STATED GOAL | Copy each line of the data below with the word "nové".

MATERIAL SHOWN |
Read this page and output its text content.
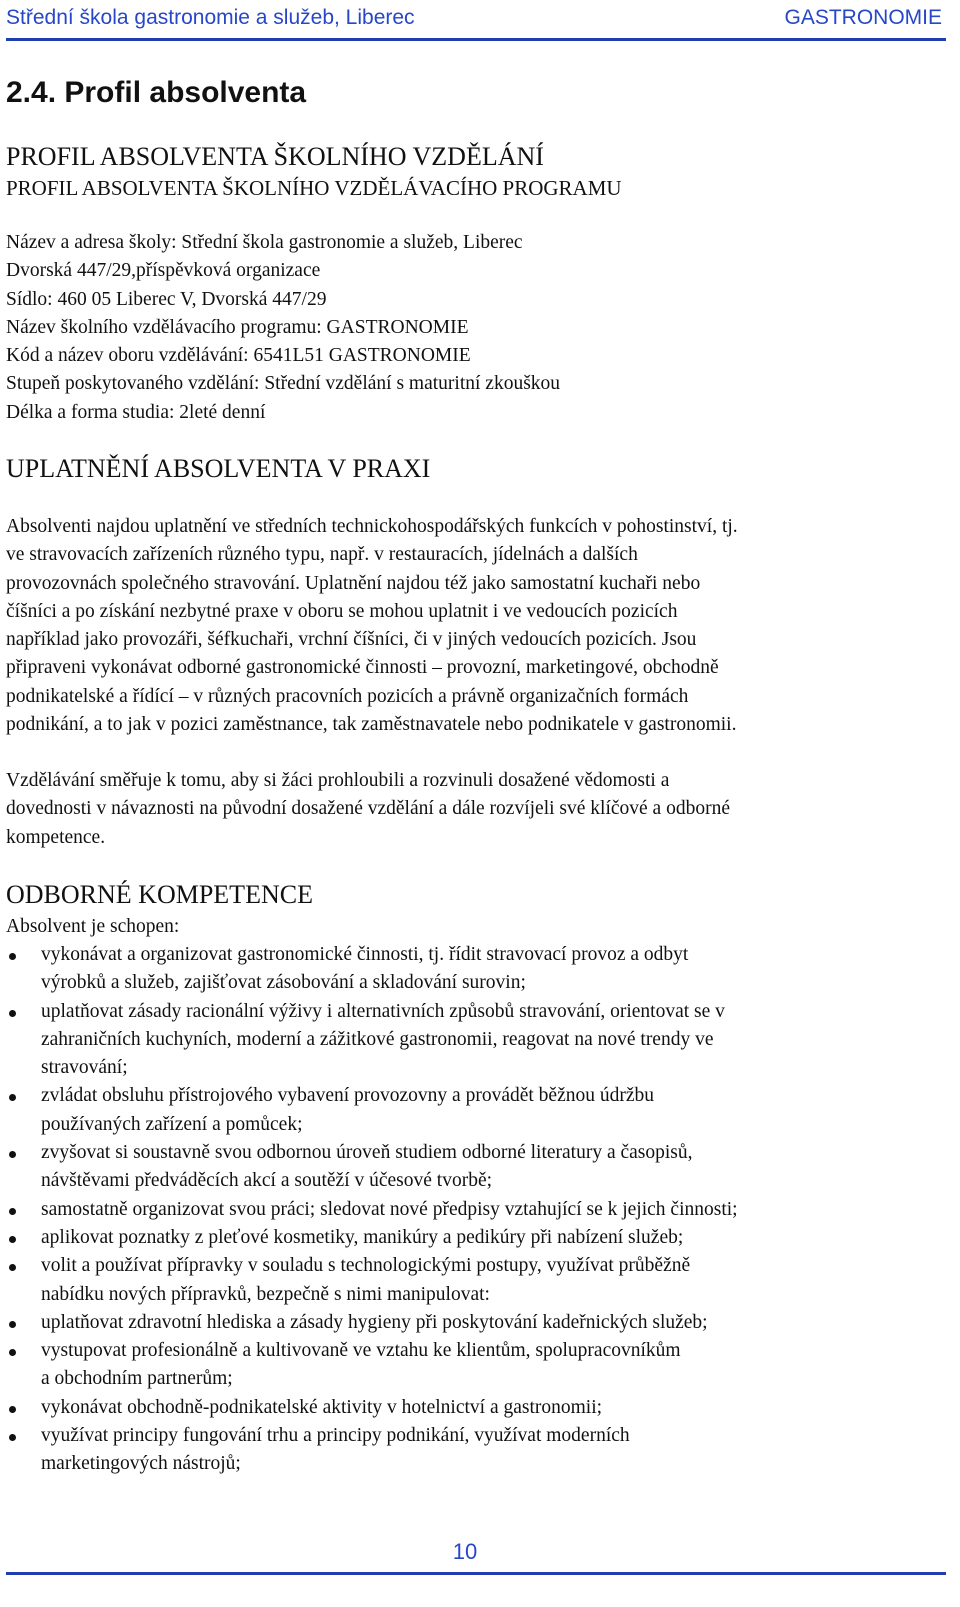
Střední škola gastronomie a služeb, Liberec	GASTRONOMIE
2.4. Profil absolventa
PROFIL ABSOLVENTA ŠKOLNÍHO VZDĚLÁNÍ
PROFIL ABSOLVENTA ŠKOLNÍHO VZDĚLÁVACÍHO PROGRAMU
Název a adresa školy: Střední škola gastronomie a služeb, Liberec
Dvorská 447/29,příspěvková organizace
Sídlo: 460 05 Liberec V, Dvorská 447/29
Název školního vzdělávacího programu: GASTRONOMIE
Kód a název oboru vzdělávání: 6541L51 GASTRONOMIE
Stupeň poskytovaného vzdělání: Střední vzdělání s maturitní zkouškou
Délka a forma studia: 2leté denní
UPLATNĚNÍ ABSOLVENTA V PRAXI

Absolventi najdou uplatnění ve středních technickohospodářských funkcích v pohostinství, tj.
ve stravovacích zařízeních různého typu, např. v restauracích, jídelnách a dalších
provozovnách společného stravování. Uplatnění najdou též jako samostatní kuchaři nebo
číšníci a po získání nezbytné praxe v oboru se mohou uplatnit i ve vedoucích pozicích
například jako provozáři, šéfkuchaři, vrchní číšníci, či v jiných vedoucích pozicích. Jsou
připraveni vykonávat odborné gastronomické činnosti – provozní, marketingové, obchodně
podnikatelské a řídící – v různých pracovních pozicích a právně organizačních formách
podnikání, a to jak v pozici zaměstnance, tak zaměstnavatele nebo podnikatele v gastronomii.

Vzdělávání směřuje k tomu, aby si žáci prohloubili a rozvinuli dosažené vědomosti a
dovednosti v návaznosti na původní dosažené vzdělání a dále rozvíjeli své klíčové a odborné
kompetence.

ODBORNÉ KOMPETENCE
Absolvent je schopen:
vykonávat a organizovat gastronomické činnosti, tj. řídit stravovací provoz a odbyt
výrobků a služeb, zajišťovat zásobování a skladování surovin;
uplatňovat zásady racionální výživy i alternativních způsobů stravování, orientovat se v
zahraničních kuchyních, moderní a zážitkové gastronomii, reagovat na nové trendy ve
stravování;
zvládat obsluhu přístrojového vybavení provozovny a provádět běžnou údržbu
používaných zařízení a pomůcek;
zvyšovat si soustavně svou odbornou úroveň studiem odborné literatury a časopisů,
návštěvami předváděcích akcí a soutěží v účesové tvorbě;
samostatně organizovat svou práci; sledovat nové předpisy vztahující se k jejich činnosti;
aplikovat poznatky z pleťové kosmetiky, manikúry a pedikúry při nabízení služeb;
volit a používat přípravky v souladu s technologickými postupy, využívat průběžně
nabídku nových přípravků, bezpečně s nimi manipulovat:
uplatňovat zdravotní hlediska a zásady hygieny při poskytování kadeřnických služeb;
vystupovat profesionálně a kultivovaně ve vztahu ke klientům, spolupracovníkům
a obchodním partnerům;
vykonávat obchodně-podnikatelské aktivity v hotelnictví a gastronomii;
využívat principy fungování trhu a principy podnikání, využívat moderních
marketingových nástrojů;
10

CORRECT RESPONSE |
zahraničních kuchyních, moderní a zážitkové gastronomii, reagovat na nové trendy ve
samostatně organizovat svou práci; sledovat nové předpisy vztahující se k jejich činnosti;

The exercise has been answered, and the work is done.